Entries provided -
============================================================
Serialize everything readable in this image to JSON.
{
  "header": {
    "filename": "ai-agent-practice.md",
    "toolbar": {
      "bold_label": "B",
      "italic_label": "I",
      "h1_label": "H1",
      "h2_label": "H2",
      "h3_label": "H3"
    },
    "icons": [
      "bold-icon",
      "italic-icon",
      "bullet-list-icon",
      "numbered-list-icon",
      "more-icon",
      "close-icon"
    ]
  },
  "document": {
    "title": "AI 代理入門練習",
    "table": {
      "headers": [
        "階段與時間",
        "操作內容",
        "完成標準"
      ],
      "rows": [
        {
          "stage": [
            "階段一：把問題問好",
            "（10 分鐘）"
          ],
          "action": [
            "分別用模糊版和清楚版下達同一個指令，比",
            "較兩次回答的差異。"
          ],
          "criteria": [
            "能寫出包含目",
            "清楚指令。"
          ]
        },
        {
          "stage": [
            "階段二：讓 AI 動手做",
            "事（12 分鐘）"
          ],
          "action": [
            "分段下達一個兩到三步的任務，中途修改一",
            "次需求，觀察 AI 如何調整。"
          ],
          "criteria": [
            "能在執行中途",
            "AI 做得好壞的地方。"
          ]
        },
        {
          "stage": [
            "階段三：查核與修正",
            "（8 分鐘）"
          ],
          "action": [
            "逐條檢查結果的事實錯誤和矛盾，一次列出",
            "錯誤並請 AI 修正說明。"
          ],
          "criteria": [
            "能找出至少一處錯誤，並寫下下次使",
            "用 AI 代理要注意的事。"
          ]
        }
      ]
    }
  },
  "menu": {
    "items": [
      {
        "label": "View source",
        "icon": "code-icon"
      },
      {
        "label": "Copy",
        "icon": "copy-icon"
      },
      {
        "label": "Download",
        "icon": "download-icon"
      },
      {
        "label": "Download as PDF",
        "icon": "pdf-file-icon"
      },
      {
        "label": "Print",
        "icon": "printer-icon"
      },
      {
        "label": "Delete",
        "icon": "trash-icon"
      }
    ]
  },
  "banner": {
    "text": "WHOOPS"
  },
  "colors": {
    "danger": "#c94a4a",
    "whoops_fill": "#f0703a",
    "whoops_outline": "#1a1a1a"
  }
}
============================================================
Written request - Every line above should be written out again exactly as it stands.

Finished answer -
Serialize everything readable in this image to JSON.
{
  "header": {
    "filename": "ai-agent-practice.md",
    "toolbar": {
      "bold_label": "B",
      "italic_label": "I",
      "h1_label": "H1",
      "h2_label": "H2",
      "h3_label": "H3"
    },
    "icons": [
      "bold-icon",
      "italic-icon",
      "bullet-list-icon",
      "numbered-list-icon",
      "more-icon",
      "close-icon"
    ]
  },
  "document": {
    "title": "AI 代理入門練習",
    "table": {
      "headers": [
        "階段與時間",
        "操作內容",
        "完成標準"
      ],
      "rows": [
        {
          "stage": [
            "階段一：把問題問好",
            "（10 分鐘）"
          ],
          "action": [
            "分別用模糊版和清楚版下達同一個指令，比",
            "較兩次回答的差異。"
          ],
          "criteria": [
            "能寫出包含目",
            "清楚指令。"
          ]
        },
        {
          "stage": [
            "階段二：讓 AI 動手做",
            "事（12 分鐘）"
          ],
          "action": [
            "分段下達一個兩到三步的任務，中途修改一",
            "次需求，觀察 AI 如何調整。"
          ],
          "criteria": [
            "能在執行中途",
            "AI 做得好壞的地方。"
          ]
        },
        {
          "stage": [
            "階段三：查核與修正",
            "（8 分鐘）"
          ],
          "action": [
            "逐條檢查結果的事實錯誤和矛盾，一次列出",
            "錯誤並請 AI 修正說明。"
          ],
          "criteria": [
            "能找出至少一處錯誤，並寫下下次使",
            "用 AI 代理要注意的事。"
          ]
        }
      ]
    }
  },
  "menu": {
    "items": [
      {
        "label": "View source",
        "icon": "code-icon"
      },
      {
        "label": "Copy",
        "icon": "copy-icon"
      },
      {
        "label": "Download",
        "icon": "download-icon"
      },
      {
        "label": "Download as PDF",
        "icon": "pdf-file-icon"
      },
      {
        "label": "Print",
        "icon": "printer-icon"
      },
      {
        "label": "Delete",
        "icon": "trash-icon"
      }
    ]
  },
  "banner": {
    "text": "WHOOPS"
  },
  "colors": {
    "danger": "#c94a4a",
    "whoops_fill": "#f0703a",
    "whoops_outline": "#1a1a1a"
  }
}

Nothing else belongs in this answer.